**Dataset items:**

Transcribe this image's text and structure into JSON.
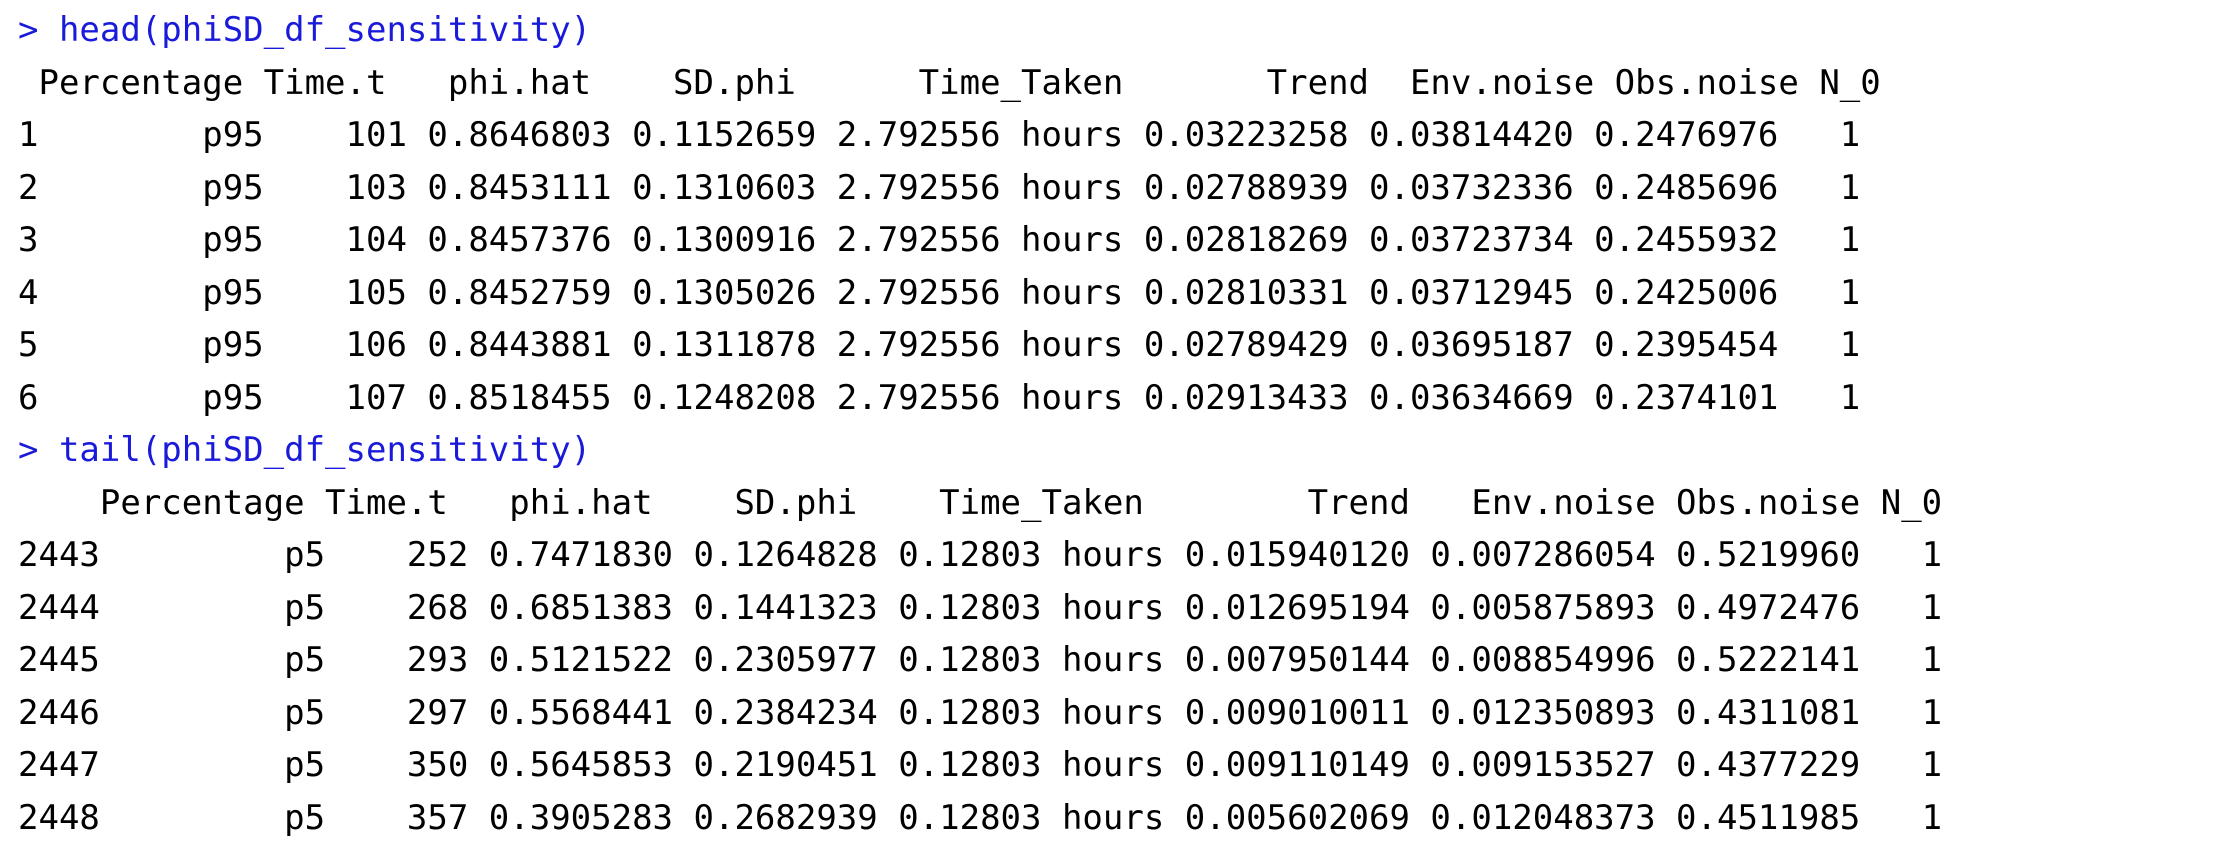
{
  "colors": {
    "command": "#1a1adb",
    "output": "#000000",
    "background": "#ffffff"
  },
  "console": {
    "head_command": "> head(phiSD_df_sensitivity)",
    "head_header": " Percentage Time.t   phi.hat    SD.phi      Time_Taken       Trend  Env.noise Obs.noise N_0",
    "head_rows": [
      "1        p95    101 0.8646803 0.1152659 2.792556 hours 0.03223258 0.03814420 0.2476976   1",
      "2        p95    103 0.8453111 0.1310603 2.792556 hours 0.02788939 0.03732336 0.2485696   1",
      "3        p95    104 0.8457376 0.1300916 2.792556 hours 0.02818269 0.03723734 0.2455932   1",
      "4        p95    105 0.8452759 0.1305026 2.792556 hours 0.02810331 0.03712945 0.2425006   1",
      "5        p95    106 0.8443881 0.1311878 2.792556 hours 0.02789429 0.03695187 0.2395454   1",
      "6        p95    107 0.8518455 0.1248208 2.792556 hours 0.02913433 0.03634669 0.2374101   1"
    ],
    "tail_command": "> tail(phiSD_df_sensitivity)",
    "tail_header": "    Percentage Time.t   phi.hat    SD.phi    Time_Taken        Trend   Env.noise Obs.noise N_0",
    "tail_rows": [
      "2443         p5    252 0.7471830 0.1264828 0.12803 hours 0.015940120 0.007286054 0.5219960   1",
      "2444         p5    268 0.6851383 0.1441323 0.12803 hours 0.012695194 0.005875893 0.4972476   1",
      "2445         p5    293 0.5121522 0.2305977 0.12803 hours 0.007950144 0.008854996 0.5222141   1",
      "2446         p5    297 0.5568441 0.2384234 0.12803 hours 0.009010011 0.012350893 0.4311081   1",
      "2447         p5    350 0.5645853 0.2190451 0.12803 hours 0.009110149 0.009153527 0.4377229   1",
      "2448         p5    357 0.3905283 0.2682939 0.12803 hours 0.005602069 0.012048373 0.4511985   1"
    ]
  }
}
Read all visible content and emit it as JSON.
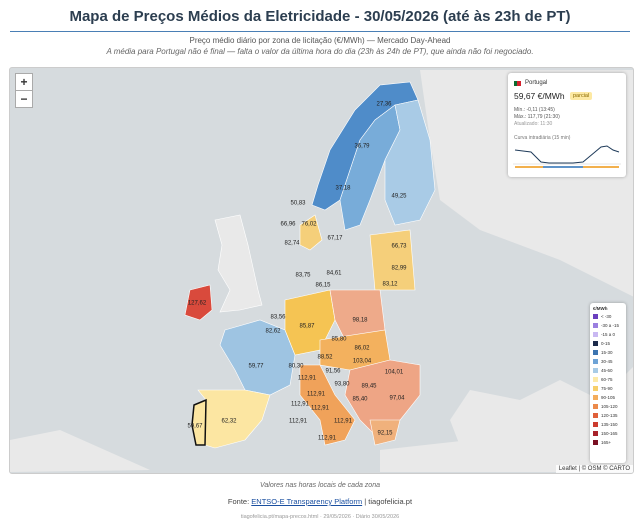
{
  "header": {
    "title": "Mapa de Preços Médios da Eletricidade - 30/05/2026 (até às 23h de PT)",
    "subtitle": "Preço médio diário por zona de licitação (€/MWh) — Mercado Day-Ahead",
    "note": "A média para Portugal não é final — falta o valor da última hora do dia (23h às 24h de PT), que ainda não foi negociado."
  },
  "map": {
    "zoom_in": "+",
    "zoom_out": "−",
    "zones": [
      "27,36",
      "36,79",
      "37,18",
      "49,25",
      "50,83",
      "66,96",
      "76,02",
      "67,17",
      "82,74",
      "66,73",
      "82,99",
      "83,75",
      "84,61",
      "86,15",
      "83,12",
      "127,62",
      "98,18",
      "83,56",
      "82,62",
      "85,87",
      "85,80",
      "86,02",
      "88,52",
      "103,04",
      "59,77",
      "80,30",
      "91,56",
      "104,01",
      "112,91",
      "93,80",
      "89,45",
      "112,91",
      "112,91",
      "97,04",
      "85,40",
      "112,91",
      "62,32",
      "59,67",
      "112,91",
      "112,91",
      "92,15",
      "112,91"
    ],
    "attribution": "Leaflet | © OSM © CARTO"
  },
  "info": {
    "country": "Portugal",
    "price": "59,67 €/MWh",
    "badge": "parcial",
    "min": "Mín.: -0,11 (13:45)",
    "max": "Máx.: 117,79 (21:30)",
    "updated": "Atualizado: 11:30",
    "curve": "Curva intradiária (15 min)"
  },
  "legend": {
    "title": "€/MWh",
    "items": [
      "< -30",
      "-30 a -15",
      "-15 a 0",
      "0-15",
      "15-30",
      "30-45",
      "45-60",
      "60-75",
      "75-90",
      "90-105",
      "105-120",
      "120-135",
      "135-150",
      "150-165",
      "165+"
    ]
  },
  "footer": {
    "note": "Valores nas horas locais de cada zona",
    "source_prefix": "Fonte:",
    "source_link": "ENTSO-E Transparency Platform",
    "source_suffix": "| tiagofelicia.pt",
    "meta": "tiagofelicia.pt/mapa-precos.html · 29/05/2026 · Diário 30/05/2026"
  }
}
---
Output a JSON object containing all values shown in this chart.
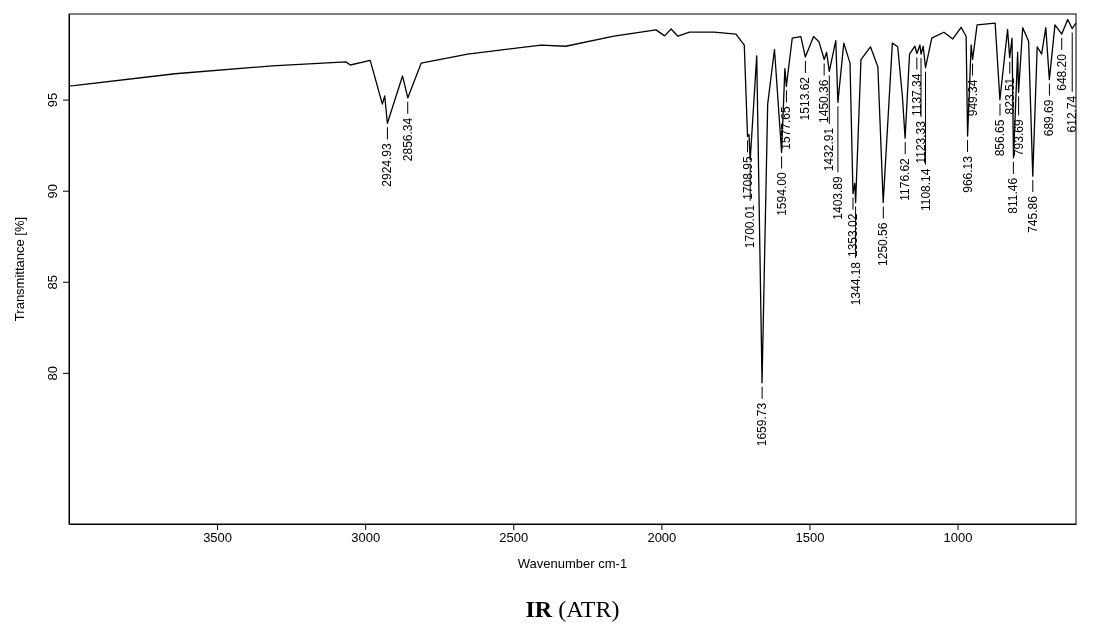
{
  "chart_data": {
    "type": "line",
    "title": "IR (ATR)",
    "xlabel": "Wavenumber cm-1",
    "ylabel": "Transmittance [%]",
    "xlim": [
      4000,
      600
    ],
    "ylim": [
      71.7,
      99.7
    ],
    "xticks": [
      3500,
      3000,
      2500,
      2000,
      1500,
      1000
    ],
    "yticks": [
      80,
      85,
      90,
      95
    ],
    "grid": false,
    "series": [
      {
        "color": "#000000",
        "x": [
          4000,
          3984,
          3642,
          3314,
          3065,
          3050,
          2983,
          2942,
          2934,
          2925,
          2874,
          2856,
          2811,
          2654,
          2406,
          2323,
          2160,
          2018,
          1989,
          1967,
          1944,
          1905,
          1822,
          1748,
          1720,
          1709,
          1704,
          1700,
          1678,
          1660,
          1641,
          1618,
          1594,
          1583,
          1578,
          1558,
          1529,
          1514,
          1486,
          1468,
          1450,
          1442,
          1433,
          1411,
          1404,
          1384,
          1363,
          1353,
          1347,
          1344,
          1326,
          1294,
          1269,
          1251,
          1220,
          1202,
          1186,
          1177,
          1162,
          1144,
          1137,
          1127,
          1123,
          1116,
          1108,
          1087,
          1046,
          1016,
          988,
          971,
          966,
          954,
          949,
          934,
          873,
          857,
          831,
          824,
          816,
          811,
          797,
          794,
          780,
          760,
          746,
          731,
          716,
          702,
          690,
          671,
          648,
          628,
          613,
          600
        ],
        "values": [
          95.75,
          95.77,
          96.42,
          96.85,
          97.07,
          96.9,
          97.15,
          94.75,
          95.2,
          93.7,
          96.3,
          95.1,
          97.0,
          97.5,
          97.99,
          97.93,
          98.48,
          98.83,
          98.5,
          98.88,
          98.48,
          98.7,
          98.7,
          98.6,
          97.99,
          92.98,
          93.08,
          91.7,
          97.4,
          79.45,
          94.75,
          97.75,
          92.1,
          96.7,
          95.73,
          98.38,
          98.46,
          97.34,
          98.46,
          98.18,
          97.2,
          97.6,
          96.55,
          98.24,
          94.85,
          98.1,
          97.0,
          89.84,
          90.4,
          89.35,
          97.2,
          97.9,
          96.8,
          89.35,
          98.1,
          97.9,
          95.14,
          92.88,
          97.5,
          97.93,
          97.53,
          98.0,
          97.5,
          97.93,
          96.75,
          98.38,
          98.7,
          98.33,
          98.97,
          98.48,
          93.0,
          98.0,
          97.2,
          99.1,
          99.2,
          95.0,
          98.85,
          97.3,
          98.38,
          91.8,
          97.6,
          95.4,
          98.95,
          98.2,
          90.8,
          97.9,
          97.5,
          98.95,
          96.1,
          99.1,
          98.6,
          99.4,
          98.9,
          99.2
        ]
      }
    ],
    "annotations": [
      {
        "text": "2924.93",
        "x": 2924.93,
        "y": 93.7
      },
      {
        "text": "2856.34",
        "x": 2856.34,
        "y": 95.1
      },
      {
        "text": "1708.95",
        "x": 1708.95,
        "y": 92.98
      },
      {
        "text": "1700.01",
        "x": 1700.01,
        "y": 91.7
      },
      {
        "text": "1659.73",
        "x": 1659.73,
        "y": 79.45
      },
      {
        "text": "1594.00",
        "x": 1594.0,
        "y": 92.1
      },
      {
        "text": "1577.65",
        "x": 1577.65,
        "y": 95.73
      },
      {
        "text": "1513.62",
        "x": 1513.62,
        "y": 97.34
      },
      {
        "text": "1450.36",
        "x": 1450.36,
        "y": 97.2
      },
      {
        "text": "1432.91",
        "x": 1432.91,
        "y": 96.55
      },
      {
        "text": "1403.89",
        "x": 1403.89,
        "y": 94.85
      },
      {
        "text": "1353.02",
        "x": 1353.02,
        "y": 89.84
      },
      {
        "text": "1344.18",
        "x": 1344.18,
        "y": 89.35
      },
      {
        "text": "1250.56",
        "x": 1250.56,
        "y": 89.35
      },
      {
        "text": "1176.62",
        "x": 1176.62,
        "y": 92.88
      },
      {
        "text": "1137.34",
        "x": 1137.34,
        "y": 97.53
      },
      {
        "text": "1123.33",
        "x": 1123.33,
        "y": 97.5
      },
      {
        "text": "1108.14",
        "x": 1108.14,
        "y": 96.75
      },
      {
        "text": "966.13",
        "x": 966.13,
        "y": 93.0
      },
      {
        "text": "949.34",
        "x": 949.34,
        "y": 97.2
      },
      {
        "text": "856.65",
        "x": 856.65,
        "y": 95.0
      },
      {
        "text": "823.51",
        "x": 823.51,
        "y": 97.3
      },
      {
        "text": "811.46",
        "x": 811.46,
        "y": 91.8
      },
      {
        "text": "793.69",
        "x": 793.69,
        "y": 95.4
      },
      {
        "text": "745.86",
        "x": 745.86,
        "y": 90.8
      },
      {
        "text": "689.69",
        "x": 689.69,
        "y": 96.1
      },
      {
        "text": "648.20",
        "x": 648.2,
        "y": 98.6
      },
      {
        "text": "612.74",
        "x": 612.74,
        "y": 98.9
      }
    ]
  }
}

**What to produce:** Filter the entries down to the lines containing "note". Copy each of those lines.

**Exercise result:**
    "note": "A média para Portugal não é final — falta o valor da última hora do dia (23h às 24h de PT), que ainda não foi negociado."
    "note": "Valores nas horas locais de cada zona",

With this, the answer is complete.